* **Dataset**:
= = = = =

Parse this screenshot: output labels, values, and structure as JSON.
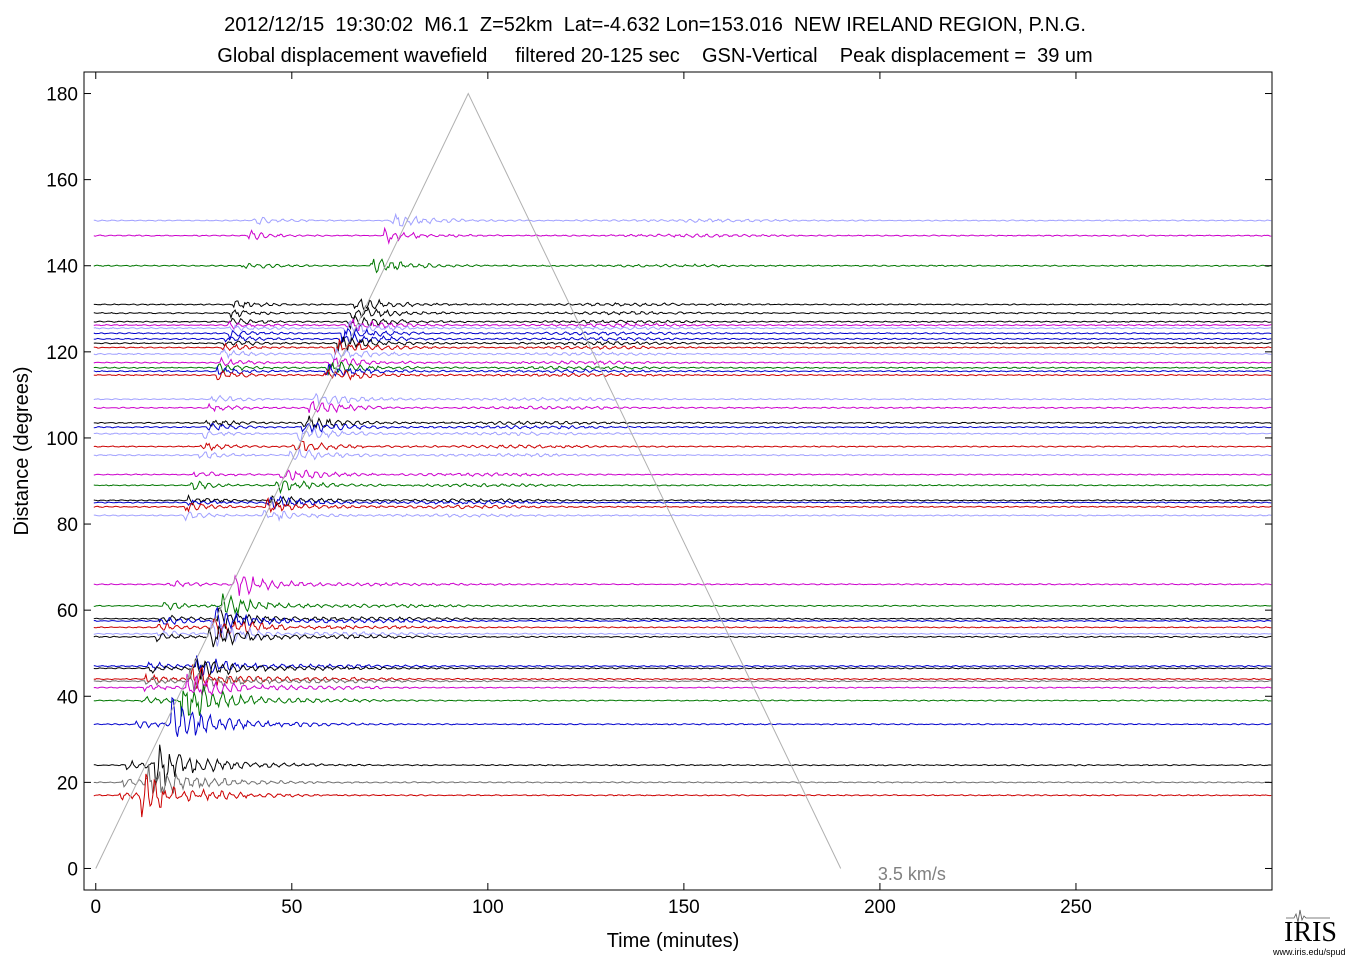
{
  "header": {
    "line1": "2012/12/15  19:30:02  M6.1  Z=52km  Lat=-4.632 Lon=153.016  NEW IRELAND REGION, P.N.G.",
    "line2": "Global displacement wavefield     filtered 20-125 sec    GSN-Vertical    Peak displacement =  39 um"
  },
  "logo": {
    "text": "IRIS",
    "url": "www.iris.edu/spud"
  },
  "chart_data": {
    "type": "line",
    "title": "2012/12/15  19:30:02  M6.1  Z=52km  Lat=-4.632 Lon=153.016  NEW IRELAND REGION, P.N.G.",
    "subtitle": "Global displacement wavefield     filtered 20-125 sec    GSN-Vertical    Peak displacement =  39 um",
    "xlabel": "Time (minutes)",
    "ylabel": "Distance (degrees)",
    "xlim": [
      -3,
      300
    ],
    "ylim": [
      -5,
      185
    ],
    "xticks": [
      0,
      50,
      100,
      150,
      200,
      250
    ],
    "yticks": [
      0,
      20,
      40,
      60,
      80,
      100,
      120,
      140,
      160,
      180
    ],
    "grid": false,
    "annotation": {
      "text": "3.5 km/s",
      "x": 200,
      "y": -2
    },
    "reference_line": {
      "label": "3.5 km/s",
      "points": [
        [
          0,
          0
        ],
        [
          95,
          180
        ],
        [
          190,
          0
        ]
      ]
    },
    "colors": [
      "#a0a0ff",
      "#cc00cc",
      "#007700",
      "#000000",
      "#0000cc",
      "#cc0000",
      "#707070"
    ],
    "traces": [
      {
        "distance": 150.5,
        "color": "#a0a0ff"
      },
      {
        "distance": 147,
        "color": "#cc00cc"
      },
      {
        "distance": 140,
        "color": "#007700"
      },
      {
        "distance": 131,
        "color": "#000000"
      },
      {
        "distance": 129,
        "color": "#000000"
      },
      {
        "distance": 127,
        "color": "#000000"
      },
      {
        "distance": 126.2,
        "color": "#cc00cc"
      },
      {
        "distance": 125.5,
        "color": "#a0a0ff"
      },
      {
        "distance": 124.3,
        "color": "#0000cc"
      },
      {
        "distance": 123,
        "color": "#0000cc"
      },
      {
        "distance": 122,
        "color": "#000000"
      },
      {
        "distance": 121,
        "color": "#cc0000"
      },
      {
        "distance": 119.5,
        "color": "#a0a0ff"
      },
      {
        "distance": 117.5,
        "color": "#cc00cc"
      },
      {
        "distance": 116.3,
        "color": "#007700"
      },
      {
        "distance": 115.5,
        "color": "#0000cc"
      },
      {
        "distance": 114.6,
        "color": "#cc0000"
      },
      {
        "distance": 109,
        "color": "#a0a0ff"
      },
      {
        "distance": 107,
        "color": "#cc00cc"
      },
      {
        "distance": 103.5,
        "color": "#000000"
      },
      {
        "distance": 102.5,
        "color": "#0000cc"
      },
      {
        "distance": 101,
        "color": "#a0a0ff"
      },
      {
        "distance": 98,
        "color": "#cc0000"
      },
      {
        "distance": 96,
        "color": "#a0a0ff"
      },
      {
        "distance": 91.5,
        "color": "#cc00cc"
      },
      {
        "distance": 89,
        "color": "#007700"
      },
      {
        "distance": 85.5,
        "color": "#000000"
      },
      {
        "distance": 85,
        "color": "#0000cc"
      },
      {
        "distance": 84,
        "color": "#cc0000"
      },
      {
        "distance": 82,
        "color": "#a0a0ff"
      },
      {
        "distance": 66,
        "color": "#cc00cc"
      },
      {
        "distance": 61,
        "color": "#007700"
      },
      {
        "distance": 58,
        "color": "#000000"
      },
      {
        "distance": 57.5,
        "color": "#0000cc"
      },
      {
        "distance": 56,
        "color": "#cc0000"
      },
      {
        "distance": 54.5,
        "color": "#a0a0ff"
      },
      {
        "distance": 53.8,
        "color": "#000000"
      },
      {
        "distance": 47,
        "color": "#0000cc"
      },
      {
        "distance": 46.5,
        "color": "#000000"
      },
      {
        "distance": 44,
        "color": "#cc0000"
      },
      {
        "distance": 43.5,
        "color": "#707070"
      },
      {
        "distance": 42,
        "color": "#cc00cc"
      },
      {
        "distance": 39,
        "color": "#007700"
      },
      {
        "distance": 33.5,
        "color": "#0000cc"
      },
      {
        "distance": 24,
        "color": "#000000"
      },
      {
        "distance": 20,
        "color": "#707070"
      },
      {
        "distance": 17,
        "color": "#cc0000"
      }
    ]
  }
}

= = = = =

* **Required task**: Copy the entries above faithfully and omit every image.

* **Exercise output**:
Parse this screenshot: output labels, values, and structure as JSON.
{
  "header": {
    "line1": "2012/12/15  19:30:02  M6.1  Z=52km  Lat=-4.632 Lon=153.016  NEW IRELAND REGION, P.N.G.",
    "line2": "Global displacement wavefield     filtered 20-125 sec    GSN-Vertical    Peak displacement =  39 um"
  },
  "logo": {
    "text": "IRIS",
    "url": "www.iris.edu/spud"
  },
  "chart_data": {
    "type": "line",
    "title": "2012/12/15  19:30:02  M6.1  Z=52km  Lat=-4.632 Lon=153.016  NEW IRELAND REGION, P.N.G.",
    "subtitle": "Global displacement wavefield     filtered 20-125 sec    GSN-Vertical    Peak displacement =  39 um",
    "xlabel": "Time (minutes)",
    "ylabel": "Distance (degrees)",
    "xlim": [
      -3,
      300
    ],
    "ylim": [
      -5,
      185
    ],
    "xticks": [
      0,
      50,
      100,
      150,
      200,
      250
    ],
    "yticks": [
      0,
      20,
      40,
      60,
      80,
      100,
      120,
      140,
      160,
      180
    ],
    "grid": false,
    "annotation": {
      "text": "3.5 km/s",
      "x": 200,
      "y": -2
    },
    "reference_line": {
      "label": "3.5 km/s",
      "points": [
        [
          0,
          0
        ],
        [
          95,
          180
        ],
        [
          190,
          0
        ]
      ]
    },
    "colors": [
      "#a0a0ff",
      "#cc00cc",
      "#007700",
      "#000000",
      "#0000cc",
      "#cc0000",
      "#707070"
    ],
    "traces": [
      {
        "distance": 150.5,
        "color": "#a0a0ff"
      },
      {
        "distance": 147,
        "color": "#cc00cc"
      },
      {
        "distance": 140,
        "color": "#007700"
      },
      {
        "distance": 131,
        "color": "#000000"
      },
      {
        "distance": 129,
        "color": "#000000"
      },
      {
        "distance": 127,
        "color": "#000000"
      },
      {
        "distance": 126.2,
        "color": "#cc00cc"
      },
      {
        "distance": 125.5,
        "color": "#a0a0ff"
      },
      {
        "distance": 124.3,
        "color": "#0000cc"
      },
      {
        "distance": 123,
        "color": "#0000cc"
      },
      {
        "distance": 122,
        "color": "#000000"
      },
      {
        "distance": 121,
        "color": "#cc0000"
      },
      {
        "distance": 119.5,
        "color": "#a0a0ff"
      },
      {
        "distance": 117.5,
        "color": "#cc00cc"
      },
      {
        "distance": 116.3,
        "color": "#007700"
      },
      {
        "distance": 115.5,
        "color": "#0000cc"
      },
      {
        "distance": 114.6,
        "color": "#cc0000"
      },
      {
        "distance": 109,
        "color": "#a0a0ff"
      },
      {
        "distance": 107,
        "color": "#cc00cc"
      },
      {
        "distance": 103.5,
        "color": "#000000"
      },
      {
        "distance": 102.5,
        "color": "#0000cc"
      },
      {
        "distance": 101,
        "color": "#a0a0ff"
      },
      {
        "distance": 98,
        "color": "#cc0000"
      },
      {
        "distance": 96,
        "color": "#a0a0ff"
      },
      {
        "distance": 91.5,
        "color": "#cc00cc"
      },
      {
        "distance": 89,
        "color": "#007700"
      },
      {
        "distance": 85.5,
        "color": "#000000"
      },
      {
        "distance": 85,
        "color": "#0000cc"
      },
      {
        "distance": 84,
        "color": "#cc0000"
      },
      {
        "distance": 82,
        "color": "#a0a0ff"
      },
      {
        "distance": 66,
        "color": "#cc00cc"
      },
      {
        "distance": 61,
        "color": "#007700"
      },
      {
        "distance": 58,
        "color": "#000000"
      },
      {
        "distance": 57.5,
        "color": "#0000cc"
      },
      {
        "distance": 56,
        "color": "#cc0000"
      },
      {
        "distance": 54.5,
        "color": "#a0a0ff"
      },
      {
        "distance": 53.8,
        "color": "#000000"
      },
      {
        "distance": 47,
        "color": "#0000cc"
      },
      {
        "distance": 46.5,
        "color": "#000000"
      },
      {
        "distance": 44,
        "color": "#cc0000"
      },
      {
        "distance": 43.5,
        "color": "#707070"
      },
      {
        "distance": 42,
        "color": "#cc00cc"
      },
      {
        "distance": 39,
        "color": "#007700"
      },
      {
        "distance": 33.5,
        "color": "#0000cc"
      },
      {
        "distance": 24,
        "color": "#000000"
      },
      {
        "distance": 20,
        "color": "#707070"
      },
      {
        "distance": 17,
        "color": "#cc0000"
      }
    ]
  }
}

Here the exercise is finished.